═════ Extracted material

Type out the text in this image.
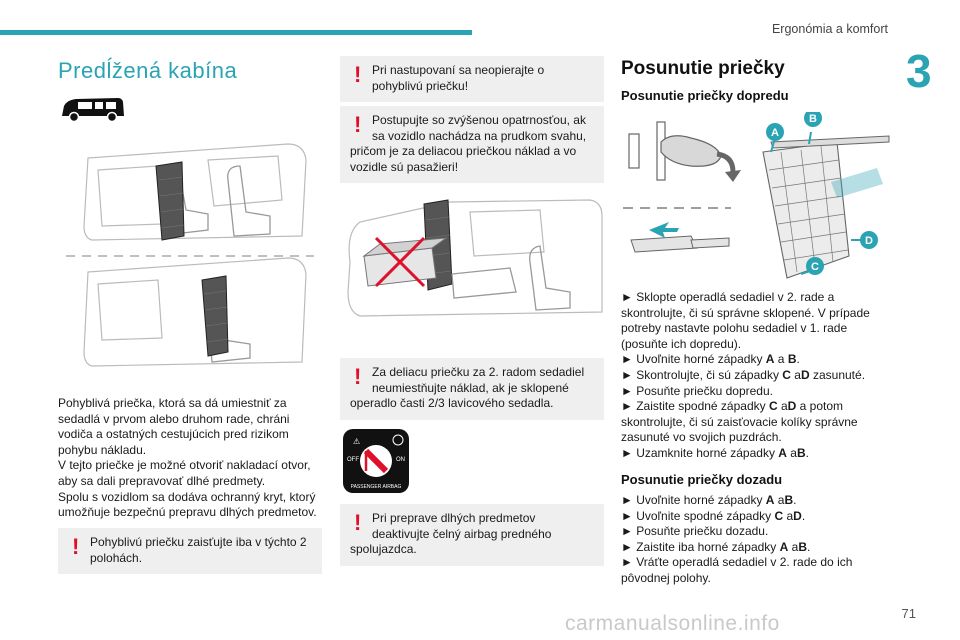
Ergonómia a komfort
3
Predĺžená kabína
Pohyblivá priečka, ktorá sa dá umiestniť za
sedadlá v prvom alebo druhom rade, chráni
vodiča a ostatných cestujúcich pred rizikom
pohybu nákladu.
V tejto priečke je možné otvoriť nakladací otvor,
aby sa dali prepravovať dlhé predmety.
Spolu s vozidlom sa dodáva ochranný kryt, ktorý
umožňuje bezpečnú prepravu dlhých predmetov.
! Pohyblivú priečku zaisťujte iba v týchto 2
polohách.
! Pri nastupovaní sa neopierajte o
pohyblivú priečku!
! Postupujte so zvýšenou opatrnosťou, ak
sa vozidlo nachádza na prudkom svahu,
pričom je za deliacou priečkou náklad a vo
vozidle sú pasažieri!
! Za deliacu priečku za 2. radom sedadiel
neumiestňujte náklad, ak je sklopené
operadlo časti 2/3 lavicového sedadla.
⚠
OFF	ON
PASSENGER AIRBAG
! Pri preprave dlhých predmetov
deaktivujte čelný airbag predného
spolujazdca.
Posunutie priečky
Posunutie priečky dopredu
A
B
C
D
► Sklopte operadlá sedadiel v 2. rade a
skontrolujte, či sú správne sklopené. V prípade
potreby nastavte polohu sedadiel v 1. rade
(posuňte ich dopredu).
► Uvoľnite horné západky A a B.
► Skontrolujte, či sú západky C aD zasunuté.
► Posuňte priečku dopredu.
► Zaistite spodné západky C aD a potom
skontrolujte, či sú zaisťovacie kolíky správne
zasunuté vo svojich puzdrách.
► Uzamknite horné západky A aB.
Posunutie priečky dozadu
► Uvoľnite horné západky A aB.
► Uvoľnite spodné západky C aD.
► Posuňte priečku dozadu.
► Zaistite iba horné západky A aB.
► Vráťte operadlá sedadiel v 2. rade do ich
pôvodnej polohy.
71
carmanualsonline.info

══════════

Your task is to return the entries above exactly, with no pictures.

§ Correct output:
Type out the text in this image.
Ergonómia a komfort
3
Predĺžená kabína
Pohyblivá priečka, ktorá sa dá umiestniť za
sedadlá v prvom alebo druhom rade, chráni
vodiča a ostatných cestujúcich pred rizikom
pohybu nákladu.
V tejto priečke je možné otvoriť nakladací otvor,
aby sa dali prepravovať dlhé predmety.
Spolu s vozidlom sa dodáva ochranný kryt, ktorý
umožňuje bezpečnú prepravu dlhých predmetov.
! Pohyblivú priečku zaisťujte iba v týchto 2
polohách.
! Pri nastupovaní sa neopierajte o
pohyblivú priečku!
! Postupujte so zvýšenou opatrnosťou, ak
sa vozidlo nachádza na prudkom svahu,
pričom je za deliacou priečkou náklad a vo
vozidle sú pasažieri!
! Za deliacu priečku za 2. radom sedadiel
neumiestňujte náklad, ak je sklopené
operadlo časti 2/3 lavicového sedadla.
⚠
OFF	ON
PASSENGER AIRBAG
! Pri preprave dlhých predmetov
deaktivujte čelný airbag predného
spolujazdca.
Posunutie priečky
Posunutie priečky dopredu
A
B
C
D
► Sklopte operadlá sedadiel v 2. rade a
skontrolujte, či sú správne sklopené. V prípade
potreby nastavte polohu sedadiel v 1. rade
(posuňte ich dopredu).
► Uvoľnite horné západky A a B.
► Skontrolujte, či sú západky C aD zasunuté.
► Posuňte priečku dopredu.
► Zaistite spodné západky C aD a potom
skontrolujte, či sú zaisťovacie kolíky správne
zasunuté vo svojich puzdrách.
► Uzamknite horné západky A aB.
Posunutie priečky dozadu
► Uvoľnite horné západky A aB.
► Uvoľnite spodné západky C aD.
► Posuňte priečku dozadu.
► Zaistite iba horné západky A aB.
► Vráťte operadlá sedadiel v 2. rade do ich
pôvodnej polohy.
71
carmanualsonline.info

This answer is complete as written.